**Selected passage:**
- - -
A simplified system to describe four clinical stages of HIV-related disease, based on clinical parameters (symptoms, weight loss and different opportunistic infections) rather than decreasing CD4 cell count. Stage I is asymptomatic, stage II mild symptoms, stage III advanced symptoms and stage IV severe symptoms (an AIDS diagnosis).

The study took place in two poor rural settings in Tororo and Busia Districts in eastern Uganda. The home-based AIDS care program began in May 2003. The study participants were clients of the AIDS Support Organization (TASO).

The criteria for ART were a CD4 cell count below 250 cells/mm3, WHO stage 3 or 4 disease, or a history of recurrent herpes zoster. Patients received ART, cotrimoxazole (CTX) prophylaxis, and treatment for tuberculosis (TB). There were no routine clinic visits after enrolment.

Trained and experienced counsellors made home visits at enrolment, one month after enrolment, and then quarterly for routine data collection and to provide adherence support. A home visit was made before starting treatment.

The home visit was to:

  • (1) educate the client, the spouse, and a medicine companion; the latter was a family member or neighbour who agreed to observe the patient taking at least one dose of ART daily, and
  • (2) formulate an individual adherence plan, a prerequisite for starting ART.

Baseline and quarterly viral load and CD4 cell counts were measured; blood was taken from home and transported to the CDC laboratory.

Medication in pill boxes were delivered weekly by a team of trained field officers on motorcycles. The officers elicited information about symptoms of possible illness or drug toxicity and self-reported adherence to ART. A system for monitoring adherence was set up.
- - -
**Data for analysis:**
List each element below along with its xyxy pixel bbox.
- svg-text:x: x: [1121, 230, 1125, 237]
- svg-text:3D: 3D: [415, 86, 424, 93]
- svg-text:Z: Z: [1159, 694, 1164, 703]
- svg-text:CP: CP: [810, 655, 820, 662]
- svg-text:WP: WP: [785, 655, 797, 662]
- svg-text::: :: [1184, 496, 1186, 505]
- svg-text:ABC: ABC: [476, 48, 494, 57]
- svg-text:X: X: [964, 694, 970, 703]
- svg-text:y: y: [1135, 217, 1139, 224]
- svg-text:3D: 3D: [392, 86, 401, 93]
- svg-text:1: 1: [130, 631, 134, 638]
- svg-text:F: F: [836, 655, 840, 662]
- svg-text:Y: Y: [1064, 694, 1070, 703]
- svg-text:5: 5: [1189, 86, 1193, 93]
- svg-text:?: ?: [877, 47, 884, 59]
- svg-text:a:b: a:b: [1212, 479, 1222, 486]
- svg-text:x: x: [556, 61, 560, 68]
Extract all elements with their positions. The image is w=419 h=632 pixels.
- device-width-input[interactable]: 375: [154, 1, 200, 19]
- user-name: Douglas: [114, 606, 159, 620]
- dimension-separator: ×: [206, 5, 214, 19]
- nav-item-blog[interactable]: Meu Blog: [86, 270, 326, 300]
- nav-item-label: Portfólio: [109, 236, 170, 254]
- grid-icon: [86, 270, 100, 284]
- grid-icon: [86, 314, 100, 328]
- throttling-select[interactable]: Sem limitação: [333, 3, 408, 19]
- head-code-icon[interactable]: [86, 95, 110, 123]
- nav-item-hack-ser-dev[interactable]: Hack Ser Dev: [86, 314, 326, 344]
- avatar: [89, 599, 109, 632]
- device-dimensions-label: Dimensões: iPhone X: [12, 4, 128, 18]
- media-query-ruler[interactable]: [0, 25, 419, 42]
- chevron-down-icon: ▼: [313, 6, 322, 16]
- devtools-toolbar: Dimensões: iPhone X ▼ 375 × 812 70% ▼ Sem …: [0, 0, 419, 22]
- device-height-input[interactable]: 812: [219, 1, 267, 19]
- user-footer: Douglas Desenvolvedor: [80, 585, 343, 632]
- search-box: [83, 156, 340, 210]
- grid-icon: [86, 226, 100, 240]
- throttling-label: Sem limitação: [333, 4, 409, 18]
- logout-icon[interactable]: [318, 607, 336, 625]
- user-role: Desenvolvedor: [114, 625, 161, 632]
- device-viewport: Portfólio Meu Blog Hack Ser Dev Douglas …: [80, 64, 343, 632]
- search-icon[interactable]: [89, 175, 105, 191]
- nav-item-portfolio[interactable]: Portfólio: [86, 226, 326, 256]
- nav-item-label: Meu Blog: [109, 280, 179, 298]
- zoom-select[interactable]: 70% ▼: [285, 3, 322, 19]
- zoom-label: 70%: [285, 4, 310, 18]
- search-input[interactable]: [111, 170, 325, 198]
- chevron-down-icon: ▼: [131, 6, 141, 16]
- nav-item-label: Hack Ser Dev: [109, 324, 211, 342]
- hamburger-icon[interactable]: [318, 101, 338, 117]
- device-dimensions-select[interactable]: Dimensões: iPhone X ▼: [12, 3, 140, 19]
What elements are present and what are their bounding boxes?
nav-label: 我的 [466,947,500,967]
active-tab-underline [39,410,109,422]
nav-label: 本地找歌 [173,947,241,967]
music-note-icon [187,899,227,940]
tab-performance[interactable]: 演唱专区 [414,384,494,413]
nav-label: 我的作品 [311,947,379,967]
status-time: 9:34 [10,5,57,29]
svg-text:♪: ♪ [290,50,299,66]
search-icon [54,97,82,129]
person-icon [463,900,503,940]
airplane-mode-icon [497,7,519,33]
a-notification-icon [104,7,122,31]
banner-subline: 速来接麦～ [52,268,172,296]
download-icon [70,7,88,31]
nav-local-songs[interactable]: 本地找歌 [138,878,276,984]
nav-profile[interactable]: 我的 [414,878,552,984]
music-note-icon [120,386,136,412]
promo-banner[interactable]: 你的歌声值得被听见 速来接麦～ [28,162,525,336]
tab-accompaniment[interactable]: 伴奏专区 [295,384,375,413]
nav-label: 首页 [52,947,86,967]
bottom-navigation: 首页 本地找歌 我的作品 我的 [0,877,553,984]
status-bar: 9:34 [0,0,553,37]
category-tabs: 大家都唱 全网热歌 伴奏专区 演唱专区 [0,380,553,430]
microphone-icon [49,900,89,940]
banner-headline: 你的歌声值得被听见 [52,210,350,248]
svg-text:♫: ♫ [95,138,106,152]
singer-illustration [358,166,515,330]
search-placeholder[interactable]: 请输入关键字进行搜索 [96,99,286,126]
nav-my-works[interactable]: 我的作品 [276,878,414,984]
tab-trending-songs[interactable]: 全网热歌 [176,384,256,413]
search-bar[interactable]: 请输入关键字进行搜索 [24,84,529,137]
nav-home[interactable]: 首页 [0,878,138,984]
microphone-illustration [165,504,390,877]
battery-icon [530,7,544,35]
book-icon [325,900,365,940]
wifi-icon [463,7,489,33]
- - -
**Exercise instructions:**
A: Turn the paragraph of the HIV care passage that begins "The criteria for ART were" into a short bulleted list that keeps its main facts.
B: Please carry on the HIV care passage from its last sentence.
The entries are separate from the HIV care passage and unrelated to it.

**Per-task outputs:**
A:
- ART criteria: CD4 count below 250 cells/mm3, WHO stage 3 or 4 disease, or a history of recurrent herpes zoster
- Patients received ART, cotrimoxazole (CTX) prophylaxis, and TB treatment
- No routine clinic visits after enrolment

B:
Adherence was assessed either as pill count adherence (PCA) which was the number of pills actually taken as a percentage of the number of pills delivered, or a medication possession ratio (MPR) which provided an estimate of the proportion of time during an interval that each client had ART available. Pill count adherence was monitored by asking participants to retain any missed doses in their pill boxes, and pill boxes were checked on a weekly basis when medicines were re-stocked by the home visitors.

Remarkably, out of > 3,200,000 pills dispensed, more than 99 % were not returned and so presumably taken. The majority (> 97 %) of clients had PCA > 95 % and MPR > 95 % and 98% had viral loads below 1,000 copies/ml during the fourth quarter of follow-up.

Daily events as reminders, support from the medicine companion, weekly visits by field officers, and support from the counsellors were most frequently reported as factors which sustained good adherence.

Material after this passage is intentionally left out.